AIM OF THE EXERCISE
Provide the records once more, identical to the original.

Saved data entries
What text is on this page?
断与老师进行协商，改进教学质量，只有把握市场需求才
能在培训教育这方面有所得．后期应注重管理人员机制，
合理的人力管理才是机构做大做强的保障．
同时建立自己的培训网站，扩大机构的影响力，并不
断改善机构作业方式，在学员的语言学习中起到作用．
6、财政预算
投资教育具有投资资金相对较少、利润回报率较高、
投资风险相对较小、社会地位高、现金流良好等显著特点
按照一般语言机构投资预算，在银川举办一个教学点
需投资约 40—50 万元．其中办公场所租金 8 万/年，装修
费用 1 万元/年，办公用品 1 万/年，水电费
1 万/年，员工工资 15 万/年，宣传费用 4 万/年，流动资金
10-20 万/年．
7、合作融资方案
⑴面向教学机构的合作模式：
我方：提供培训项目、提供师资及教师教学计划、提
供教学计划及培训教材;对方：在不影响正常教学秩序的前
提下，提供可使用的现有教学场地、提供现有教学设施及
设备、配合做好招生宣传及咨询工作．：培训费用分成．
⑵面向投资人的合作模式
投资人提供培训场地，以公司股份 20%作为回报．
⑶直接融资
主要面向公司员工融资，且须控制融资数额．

EXERCISE OUTPUT
What text is on this page?
断与老师进行协商，改进教学质量，只有把握市场需求才
能在培训教育这方面有所得．后期应注重管理人员机制，
合理的人力管理才是机构做大做强的保障．
同时建立自己的培训网站，扩大机构的影响力，并不
断改善机构作业方式，在学员的语言学习中起到作用．
6、财政预算
投资教育具有投资资金相对较少、利润回报率较高、
投资风险相对较小、社会地位高、现金流良好等显著特点
按照一般语言机构投资预算，在银川举办一个教学点
需投资约 40—50 万元．其中办公场所租金 8 万/年，装修
费用 1 万元/年，办公用品 1 万/年，水电费
1 万/年，员工工资 15 万/年，宣传费用 4 万/年，流动资金
10-20 万/年．
7、合作融资方案
⑴面向教学机构的合作模式：
我方：提供培训项目、提供师资及教师教学计划、提
供教学计划及培训教材;对方：在不影响正常教学秩序的前
提下，提供可使用的现有教学场地、提供现有教学设施及
设备、配合做好招生宣传及咨询工作．：培训费用分成．
⑵面向投资人的合作模式
投资人提供培训场地，以公司股份 20%作为回报．
⑶直接融资
主要面向公司员工融资，且须控制融资数额．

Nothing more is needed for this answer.